• [Written request]: Which lines of the records contain "JSON"? Collect every one of them.
————
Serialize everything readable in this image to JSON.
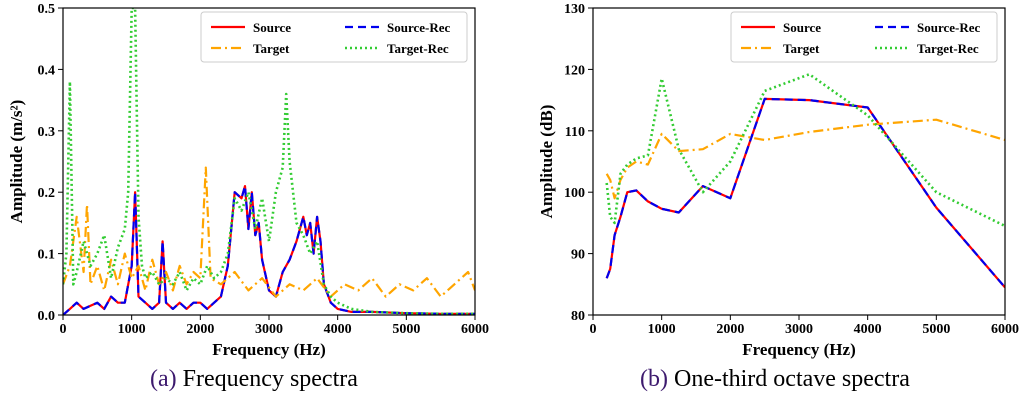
{
  "colors": {
    "source": "#ff0000",
    "source_rec": "#0000ee",
    "target": "#ffa500",
    "target_rec": "#33cc33"
  },
  "captions": [
    {
      "letter": "(a)",
      "text": "Frequency spectra"
    },
    {
      "letter": "(b)",
      "text": "One-third octave spectra"
    }
  ],
  "chart_data": [
    {
      "type": "line",
      "xlabel": "Frequency (Hz)",
      "ylabel": "Amplitude (m/s²)",
      "xlim": [
        0,
        6000
      ],
      "ylim": [
        0,
        0.5
      ],
      "xticks": [
        "0",
        "1000",
        "2000",
        "3000",
        "4000",
        "5000",
        "6000"
      ],
      "yticks": [
        "0.0",
        "0.1",
        "0.2",
        "0.3",
        "0.4",
        "0.5"
      ],
      "grid": false,
      "legend_position": "top-right",
      "series": [
        {
          "name": "Source",
          "style": "solid",
          "x": [
            0,
            100,
            200,
            300,
            400,
            500,
            600,
            700,
            800,
            900,
            1000,
            1050,
            1100,
            1200,
            1300,
            1400,
            1450,
            1500,
            1600,
            1700,
            1800,
            1900,
            2000,
            2100,
            2200,
            2300,
            2400,
            2500,
            2600,
            2650,
            2700,
            2750,
            2800,
            2850,
            2900,
            3000,
            3100,
            3200,
            3300,
            3400,
            3500,
            3550,
            3600,
            3650,
            3700,
            3750,
            3800,
            3900,
            4000,
            4200,
            4500,
            5000,
            5500,
            6000
          ],
          "y": [
            0.0,
            0.01,
            0.02,
            0.01,
            0.015,
            0.02,
            0.01,
            0.03,
            0.02,
            0.02,
            0.08,
            0.2,
            0.03,
            0.02,
            0.01,
            0.02,
            0.12,
            0.02,
            0.01,
            0.02,
            0.01,
            0.02,
            0.02,
            0.01,
            0.02,
            0.03,
            0.08,
            0.2,
            0.19,
            0.21,
            0.14,
            0.2,
            0.13,
            0.15,
            0.09,
            0.04,
            0.03,
            0.07,
            0.09,
            0.12,
            0.16,
            0.13,
            0.15,
            0.1,
            0.16,
            0.12,
            0.05,
            0.02,
            0.01,
            0.005,
            0.005,
            0.003,
            0.002,
            0.002
          ]
        },
        {
          "name": "Source-Rec",
          "style": "dashed",
          "x": [
            0,
            100,
            200,
            300,
            400,
            500,
            600,
            700,
            800,
            900,
            1000,
            1050,
            1100,
            1200,
            1300,
            1400,
            1450,
            1500,
            1600,
            1700,
            1800,
            1900,
            2000,
            2100,
            2200,
            2300,
            2400,
            2500,
            2600,
            2650,
            2700,
            2750,
            2800,
            2850,
            2900,
            3000,
            3100,
            3200,
            3300,
            3400,
            3500,
            3550,
            3600,
            3650,
            3700,
            3750,
            3800,
            3900,
            4000,
            4200,
            4500,
            5000,
            5500,
            6000
          ],
          "y": [
            0.0,
            0.01,
            0.02,
            0.01,
            0.015,
            0.02,
            0.01,
            0.03,
            0.02,
            0.02,
            0.08,
            0.2,
            0.03,
            0.02,
            0.01,
            0.02,
            0.12,
            0.02,
            0.01,
            0.02,
            0.01,
            0.02,
            0.02,
            0.01,
            0.02,
            0.03,
            0.08,
            0.2,
            0.19,
            0.21,
            0.14,
            0.2,
            0.13,
            0.15,
            0.09,
            0.04,
            0.03,
            0.07,
            0.09,
            0.12,
            0.16,
            0.13,
            0.15,
            0.1,
            0.16,
            0.12,
            0.05,
            0.02,
            0.01,
            0.005,
            0.005,
            0.003,
            0.002,
            0.002
          ]
        },
        {
          "name": "Target",
          "style": "dashdot",
          "x": [
            0,
            100,
            200,
            300,
            350,
            400,
            500,
            600,
            700,
            800,
            900,
            1000,
            1100,
            1200,
            1300,
            1400,
            1500,
            1600,
            1700,
            1800,
            1900,
            2000,
            2080,
            2150,
            2300,
            2500,
            2700,
            2900,
            3100,
            3300,
            3500,
            3700,
            3900,
            4100,
            4300,
            4500,
            4700,
            4900,
            5100,
            5300,
            5500,
            5700,
            5900,
            6000
          ],
          "y": [
            0.05,
            0.08,
            0.16,
            0.07,
            0.18,
            0.05,
            0.08,
            0.04,
            0.09,
            0.05,
            0.1,
            0.06,
            0.08,
            0.04,
            0.09,
            0.05,
            0.07,
            0.04,
            0.08,
            0.05,
            0.07,
            0.06,
            0.24,
            0.06,
            0.05,
            0.07,
            0.04,
            0.06,
            0.03,
            0.05,
            0.04,
            0.06,
            0.03,
            0.05,
            0.04,
            0.06,
            0.03,
            0.05,
            0.04,
            0.06,
            0.03,
            0.05,
            0.07,
            0.04
          ]
        },
        {
          "name": "Target-Rec",
          "style": "dotted",
          "x": [
            0,
            50,
            100,
            150,
            200,
            300,
            400,
            500,
            600,
            700,
            800,
            900,
            950,
            1000,
            1050,
            1100,
            1150,
            1200,
            1300,
            1400,
            1500,
            1600,
            1700,
            1800,
            1900,
            2000,
            2100,
            2200,
            2300,
            2400,
            2500,
            2600,
            2700,
            2800,
            2900,
            3000,
            3100,
            3200,
            3250,
            3300,
            3400,
            3500,
            3600,
            3700,
            3800,
            3900,
            4000,
            4200,
            4500,
            5000,
            5500,
            6000
          ],
          "y": [
            0.05,
            0.1,
            0.38,
            0.05,
            0.07,
            0.12,
            0.08,
            0.1,
            0.13,
            0.06,
            0.11,
            0.14,
            0.2,
            0.5,
            0.5,
            0.16,
            0.08,
            0.06,
            0.07,
            0.05,
            0.06,
            0.05,
            0.07,
            0.04,
            0.06,
            0.05,
            0.08,
            0.06,
            0.07,
            0.1,
            0.19,
            0.17,
            0.2,
            0.14,
            0.19,
            0.12,
            0.2,
            0.24,
            0.36,
            0.25,
            0.15,
            0.13,
            0.1,
            0.12,
            0.05,
            0.03,
            0.02,
            0.01,
            0.005,
            0.003,
            0.002,
            0.002
          ]
        }
      ]
    },
    {
      "type": "line",
      "xlabel": "Frequency (Hz)",
      "ylabel": "Amplitude (dB)",
      "xlim": [
        0,
        6000
      ],
      "ylim": [
        80,
        130
      ],
      "xticks": [
        "0",
        "1000",
        "2000",
        "3000",
        "4000",
        "5000",
        "6000"
      ],
      "yticks": [
        "80",
        "90",
        "100",
        "110",
        "120",
        "130"
      ],
      "grid": false,
      "legend_position": "top-right",
      "series": [
        {
          "name": "Source",
          "style": "solid",
          "x": [
            200,
            250,
            315,
            400,
            500,
            630,
            800,
            1000,
            1250,
            1600,
            2000,
            2500,
            3150,
            4000,
            5000,
            6000
          ],
          "y": [
            86.0,
            87.5,
            93.0,
            96.0,
            100.0,
            100.3,
            98.5,
            97.3,
            96.7,
            101.0,
            99.0,
            115.2,
            115.0,
            113.8,
            97.5,
            84.5
          ]
        },
        {
          "name": "Source-Rec",
          "style": "dashed",
          "x": [
            200,
            250,
            315,
            400,
            500,
            630,
            800,
            1000,
            1250,
            1600,
            2000,
            2500,
            3150,
            4000,
            5000,
            6000
          ],
          "y": [
            86.0,
            87.5,
            93.0,
            96.0,
            100.0,
            100.3,
            98.5,
            97.3,
            96.7,
            101.0,
            99.0,
            115.2,
            115.0,
            113.8,
            97.5,
            84.5
          ]
        },
        {
          "name": "Target",
          "style": "dashdot",
          "x": [
            200,
            250,
            315,
            400,
            500,
            630,
            800,
            1000,
            1250,
            1600,
            2000,
            2500,
            3150,
            4000,
            5000,
            6000
          ],
          "y": [
            103.0,
            102.0,
            99.0,
            102.0,
            104.0,
            105.0,
            104.5,
            109.5,
            106.7,
            107.0,
            109.5,
            108.5,
            109.8,
            111.0,
            111.8,
            108.5
          ]
        },
        {
          "name": "Target-Rec",
          "style": "dotted",
          "x": [
            200,
            250,
            315,
            400,
            500,
            630,
            800,
            1000,
            1250,
            1600,
            2000,
            2500,
            3150,
            4000,
            5000,
            6000
          ],
          "y": [
            101.5,
            96.0,
            95.0,
            103.0,
            104.5,
            105.5,
            106.0,
            118.5,
            107.0,
            100.0,
            105.0,
            116.5,
            119.2,
            112.5,
            100.0,
            94.5
          ]
        }
      ]
    }
  ]
}
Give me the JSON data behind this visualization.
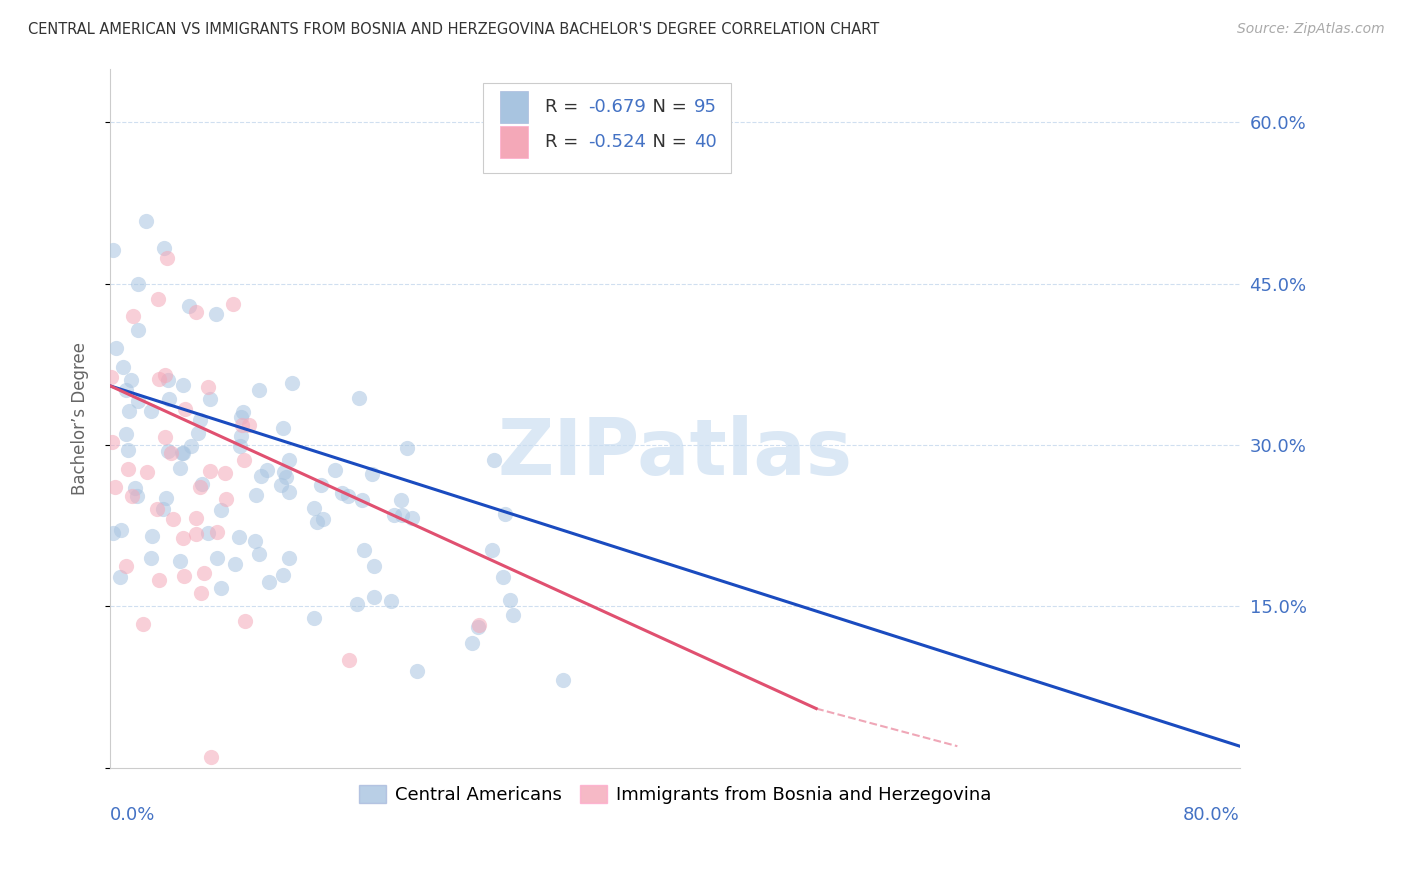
{
  "title": "CENTRAL AMERICAN VS IMMIGRANTS FROM BOSNIA AND HERZEGOVINA BACHELOR'S DEGREE CORRELATION CHART",
  "source": "Source: ZipAtlas.com",
  "ylabel": "Bachelor’s Degree",
  "watermark": "ZIPatlas",
  "xlim": [
    0.0,
    0.8
  ],
  "ylim": [
    0.0,
    0.65
  ],
  "yticks": [
    0.15,
    0.3,
    0.45,
    0.6
  ],
  "ytick_labels": [
    "15.0%",
    "30.0%",
    "45.0%",
    "60.0%"
  ],
  "blue_color": "#A8C4E0",
  "pink_color": "#F4A8B8",
  "blue_line_color": "#1A4BBF",
  "pink_line_color": "#E05070",
  "axis_color": "#4472C4",
  "grid_color": "#D0DFF0",
  "background_color": "#FFFFFF",
  "title_color": "#333333",
  "source_color": "#AAAAAA",
  "seed": 42,
  "n_blue": 95,
  "n_pink": 40,
  "blue_r": -0.679,
  "pink_r": -0.524,
  "blue_line": [
    0.0,
    0.355,
    0.8,
    0.02
  ],
  "pink_line_solid": [
    0.0,
    0.355,
    0.5,
    0.055
  ],
  "pink_line_dash": [
    0.5,
    0.055,
    0.6,
    0.02
  ],
  "legend_blue_r": "-0.679",
  "legend_blue_n": "95",
  "legend_pink_r": "-0.524",
  "legend_pink_n": "40",
  "legend_text_color": "#333333",
  "legend_value_color": "#4472C4"
}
————
• [Full response]:
Serialize everything readable in this image to JSON.
Give me the JSON data behind this visualization.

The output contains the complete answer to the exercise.